[Exercise goal] Every line of the records below should be restated exactly.

[Collected data]
* * * * * * *

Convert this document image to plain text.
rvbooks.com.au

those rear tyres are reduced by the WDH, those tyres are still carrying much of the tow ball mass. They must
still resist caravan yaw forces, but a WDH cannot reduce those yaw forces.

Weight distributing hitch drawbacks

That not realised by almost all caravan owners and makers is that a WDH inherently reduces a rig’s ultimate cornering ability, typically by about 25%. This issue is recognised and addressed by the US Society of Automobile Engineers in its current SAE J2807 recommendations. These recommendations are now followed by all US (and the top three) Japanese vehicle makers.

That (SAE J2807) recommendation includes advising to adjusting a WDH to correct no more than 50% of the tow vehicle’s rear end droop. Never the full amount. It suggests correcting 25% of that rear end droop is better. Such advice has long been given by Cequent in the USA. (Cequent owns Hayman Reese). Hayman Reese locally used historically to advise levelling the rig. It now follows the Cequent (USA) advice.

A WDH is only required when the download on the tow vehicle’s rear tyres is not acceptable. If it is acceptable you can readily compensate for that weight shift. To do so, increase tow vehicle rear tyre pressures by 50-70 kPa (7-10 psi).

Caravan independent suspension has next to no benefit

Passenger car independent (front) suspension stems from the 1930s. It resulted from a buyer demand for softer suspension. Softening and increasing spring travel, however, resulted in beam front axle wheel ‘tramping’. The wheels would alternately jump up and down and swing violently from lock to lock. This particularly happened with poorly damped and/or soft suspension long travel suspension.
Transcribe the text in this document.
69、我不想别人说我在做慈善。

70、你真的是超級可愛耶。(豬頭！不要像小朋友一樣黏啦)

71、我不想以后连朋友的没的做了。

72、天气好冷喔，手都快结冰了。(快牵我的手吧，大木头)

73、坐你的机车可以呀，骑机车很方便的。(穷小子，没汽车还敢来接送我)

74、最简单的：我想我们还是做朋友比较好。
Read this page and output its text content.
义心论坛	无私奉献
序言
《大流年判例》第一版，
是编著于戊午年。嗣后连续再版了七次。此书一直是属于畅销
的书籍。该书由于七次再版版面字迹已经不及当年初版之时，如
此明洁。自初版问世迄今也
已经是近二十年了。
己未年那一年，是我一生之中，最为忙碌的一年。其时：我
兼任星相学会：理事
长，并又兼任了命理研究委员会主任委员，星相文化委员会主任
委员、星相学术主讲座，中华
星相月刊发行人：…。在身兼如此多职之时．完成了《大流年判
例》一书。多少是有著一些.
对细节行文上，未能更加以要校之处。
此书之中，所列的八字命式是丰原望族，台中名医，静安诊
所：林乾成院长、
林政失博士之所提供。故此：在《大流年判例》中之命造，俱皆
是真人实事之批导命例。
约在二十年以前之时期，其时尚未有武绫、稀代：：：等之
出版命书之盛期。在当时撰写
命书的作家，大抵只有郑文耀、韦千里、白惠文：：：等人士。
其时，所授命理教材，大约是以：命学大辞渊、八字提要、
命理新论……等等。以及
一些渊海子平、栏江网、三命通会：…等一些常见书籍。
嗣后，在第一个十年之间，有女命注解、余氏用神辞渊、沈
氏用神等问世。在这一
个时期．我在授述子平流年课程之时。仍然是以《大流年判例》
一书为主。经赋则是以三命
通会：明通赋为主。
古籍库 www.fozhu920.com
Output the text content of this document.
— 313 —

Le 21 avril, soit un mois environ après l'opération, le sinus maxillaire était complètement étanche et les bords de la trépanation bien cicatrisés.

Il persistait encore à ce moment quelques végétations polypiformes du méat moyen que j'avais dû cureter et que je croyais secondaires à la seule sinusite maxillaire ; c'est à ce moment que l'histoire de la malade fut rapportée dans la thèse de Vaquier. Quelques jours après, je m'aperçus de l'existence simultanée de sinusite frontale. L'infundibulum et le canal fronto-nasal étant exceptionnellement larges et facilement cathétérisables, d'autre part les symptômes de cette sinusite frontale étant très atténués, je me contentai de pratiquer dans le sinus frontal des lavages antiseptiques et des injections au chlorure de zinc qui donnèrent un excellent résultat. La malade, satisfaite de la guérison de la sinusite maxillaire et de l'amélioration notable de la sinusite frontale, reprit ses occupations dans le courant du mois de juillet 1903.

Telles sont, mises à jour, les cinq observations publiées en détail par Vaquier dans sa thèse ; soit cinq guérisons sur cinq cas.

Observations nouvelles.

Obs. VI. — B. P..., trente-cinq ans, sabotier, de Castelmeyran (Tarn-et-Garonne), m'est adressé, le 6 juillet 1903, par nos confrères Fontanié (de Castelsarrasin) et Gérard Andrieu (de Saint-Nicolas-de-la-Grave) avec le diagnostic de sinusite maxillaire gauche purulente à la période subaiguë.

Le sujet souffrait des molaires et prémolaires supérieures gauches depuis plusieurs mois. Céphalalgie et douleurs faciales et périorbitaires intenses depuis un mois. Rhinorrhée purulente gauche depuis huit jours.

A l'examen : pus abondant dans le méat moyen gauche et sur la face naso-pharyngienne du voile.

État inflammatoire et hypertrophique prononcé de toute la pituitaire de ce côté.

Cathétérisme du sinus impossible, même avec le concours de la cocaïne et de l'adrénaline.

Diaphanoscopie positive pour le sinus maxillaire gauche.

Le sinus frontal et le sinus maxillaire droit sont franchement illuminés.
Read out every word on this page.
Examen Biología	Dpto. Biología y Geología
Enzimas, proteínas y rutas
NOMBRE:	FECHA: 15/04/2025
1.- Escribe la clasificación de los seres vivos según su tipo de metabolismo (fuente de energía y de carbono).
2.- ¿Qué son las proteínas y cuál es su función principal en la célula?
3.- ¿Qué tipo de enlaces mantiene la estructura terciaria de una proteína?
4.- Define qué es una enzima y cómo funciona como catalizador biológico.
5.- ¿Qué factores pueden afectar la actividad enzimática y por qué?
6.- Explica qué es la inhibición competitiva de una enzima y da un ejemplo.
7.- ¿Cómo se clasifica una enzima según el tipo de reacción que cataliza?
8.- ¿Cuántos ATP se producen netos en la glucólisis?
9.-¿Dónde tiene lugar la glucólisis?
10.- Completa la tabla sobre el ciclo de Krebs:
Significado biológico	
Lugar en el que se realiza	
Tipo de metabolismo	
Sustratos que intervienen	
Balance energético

* * * * * * *

[Expected answer]
Convert this document image to plain text.
rvbooks.com.au

those rear tyres are reduced by the WDH, those tyres are still carrying much of the tow ball mass. They must
still resist caravan yaw forces, but a WDH cannot reduce those yaw forces.

Weight distributing hitch drawbacks

That not realised by almost all caravan owners and makers is that a WDH inherently reduces a rig’s ultimate cornering ability, typically by about 25%. This issue is recognised and addressed by the US Society of Automobile Engineers in its current SAE J2807 recommendations. These recommendations are now followed by all US (and the top three) Japanese vehicle makers.

That (SAE J2807) recommendation includes advising to adjusting a WDH to correct no more than 50% of the tow vehicle’s rear end droop. Never the full amount. It suggests correcting 25% of that rear end droop is better. Such advice has long been given by Cequent in the USA. (Cequent owns Hayman Reese). Hayman Reese locally used historically to advise levelling the rig. It now follows the Cequent (USA) advice.

A WDH is only required when the download on the tow vehicle’s rear tyres is not acceptable. If it is acceptable you can readily compensate for that weight shift. To do so, increase tow vehicle rear tyre pressures by 50-70 kPa (7-10 psi).

Caravan independent suspension has next to no benefit

Passenger car independent (front) suspension stems from the 1930s. It resulted from a buyer demand for softer suspension. Softening and increasing spring travel, however, resulted in beam front axle wheel ‘tramping’. The wheels would alternately jump up and down and swing violently from lock to lock. This particularly happened with poorly damped and/or soft suspension long travel suspension.
Transcribe the text in this document.
69、我不想别人说我在做慈善。

70、你真的是超級可愛耶。(豬頭！不要像小朋友一樣黏啦)

71、我不想以后连朋友的没的做了。

72、天气好冷喔，手都快结冰了。(快牵我的手吧，大木头)

73、坐你的机车可以呀，骑机车很方便的。(穷小子，没汽车还敢来接送我)

74、最简单的：我想我们还是做朋友比较好。
Read this page and output its text content.
义心论坛	无私奉献
序言
《大流年判例》第一版，
是编著于戊午年。嗣后连续再版了七次。此书一直是属于畅销
的书籍。该书由于七次再版版面字迹已经不及当年初版之时，如
此明洁。自初版问世迄今也
已经是近二十年了。
己未年那一年，是我一生之中，最为忙碌的一年。其时：我
兼任星相学会：理事
长，并又兼任了命理研究委员会主任委员，星相文化委员会主任
委员、星相学术主讲座，中华
星相月刊发行人：…。在身兼如此多职之时．完成了《大流年判
例》一书。多少是有著一些.
对细节行文上，未能更加以要校之处。
此书之中，所列的八字命式是丰原望族，台中名医，静安诊
所：林乾成院长、
林政失博士之所提供。故此：在《大流年判例》中之命造，俱皆
是真人实事之批导命例。
约在二十年以前之时期，其时尚未有武绫、稀代：：：等之
出版命书之盛期。在当时撰写
命书的作家，大抵只有郑文耀、韦千里、白惠文：：：等人士。
其时，所授命理教材，大约是以：命学大辞渊、八字提要、
命理新论……等等。以及
一些渊海子平、栏江网、三命通会：…等一些常见书籍。
嗣后，在第一个十年之间，有女命注解、余氏用神辞渊、沈
氏用神等问世。在这一
个时期．我在授述子平流年课程之时。仍然是以《大流年判例》
一书为主。经赋则是以三命
通会：明通赋为主。
古籍库 www.fozhu920.com
Output the text content of this document.
— 313 —

Le 21 avril, soit un mois environ après l'opération, le sinus maxillaire était complètement étanche et les bords de la trépanation bien cicatrisés.

Il persistait encore à ce moment quelques végétations polypiformes du méat moyen que j'avais dû cureter et que je croyais secondaires à la seule sinusite maxillaire ; c'est à ce moment que l'histoire de la malade fut rapportée dans la thèse de Vaquier. Quelques jours après, je m'aperçus de l'existence simultanée de sinusite frontale. L'infundibulum et le canal fronto-nasal étant exceptionnellement larges et facilement cathétérisables, d'autre part les symptômes de cette sinusite frontale étant très atténués, je me contentai de pratiquer dans le sinus frontal des lavages antiseptiques et des injections au chlorure de zinc qui donnèrent un excellent résultat. La malade, satisfaite de la guérison de la sinusite maxillaire et de l'amélioration notable de la sinusite frontale, reprit ses occupations dans le courant du mois de juillet 1903.

Telles sont, mises à jour, les cinq observations publiées en détail par Vaquier dans sa thèse ; soit cinq guérisons sur cinq cas.

Observations nouvelles.

Obs. VI. — B. P..., trente-cinq ans, sabotier, de Castelmeyran (Tarn-et-Garonne), m'est adressé, le 6 juillet 1903, par nos confrères Fontanié (de Castelsarrasin) et Gérard Andrieu (de Saint-Nicolas-de-la-Grave) avec le diagnostic de sinusite maxillaire gauche purulente à la période subaiguë.

Le sujet souffrait des molaires et prémolaires supérieures gauches depuis plusieurs mois. Céphalalgie et douleurs faciales et périorbitaires intenses depuis un mois. Rhinorrhée purulente gauche depuis huit jours.

A l'examen : pus abondant dans le méat moyen gauche et sur la face naso-pharyngienne du voile.

État inflammatoire et hypertrophique prononcé de toute la pituitaire de ce côté.

Cathétérisme du sinus impossible, même avec le concours de la cocaïne et de l'adrénaline.

Diaphanoscopie positive pour le sinus maxillaire gauche.

Le sinus frontal et le sinus maxillaire droit sont franchement illuminés.
Read out every word on this page.
Examen Biología	Dpto. Biología y Geología
Enzimas, proteínas y rutas
NOMBRE:	FECHA: 15/04/2025
1.- Escribe la clasificación de los seres vivos según su tipo de metabolismo (fuente de energía y de carbono).
2.- ¿Qué son las proteínas y cuál es su función principal en la célula?
3.- ¿Qué tipo de enlaces mantiene la estructura terciaria de una proteína?
4.- Define qué es una enzima y cómo funciona como catalizador biológico.
5.- ¿Qué factores pueden afectar la actividad enzimática y por qué?
6.- Explica qué es la inhibición competitiva de una enzima y da un ejemplo.
7.- ¿Cómo se clasifica una enzima según el tipo de reacción que cataliza?
8.- ¿Cuántos ATP se producen netos en la glucólisis?
9.-¿Dónde tiene lugar la glucólisis?
10.- Completa la tabla sobre el ciclo de Krebs:
Significado biológico	
Lugar en el que se realiza	
Tipo de metabolismo	
Sustratos que intervienen	
Balance energético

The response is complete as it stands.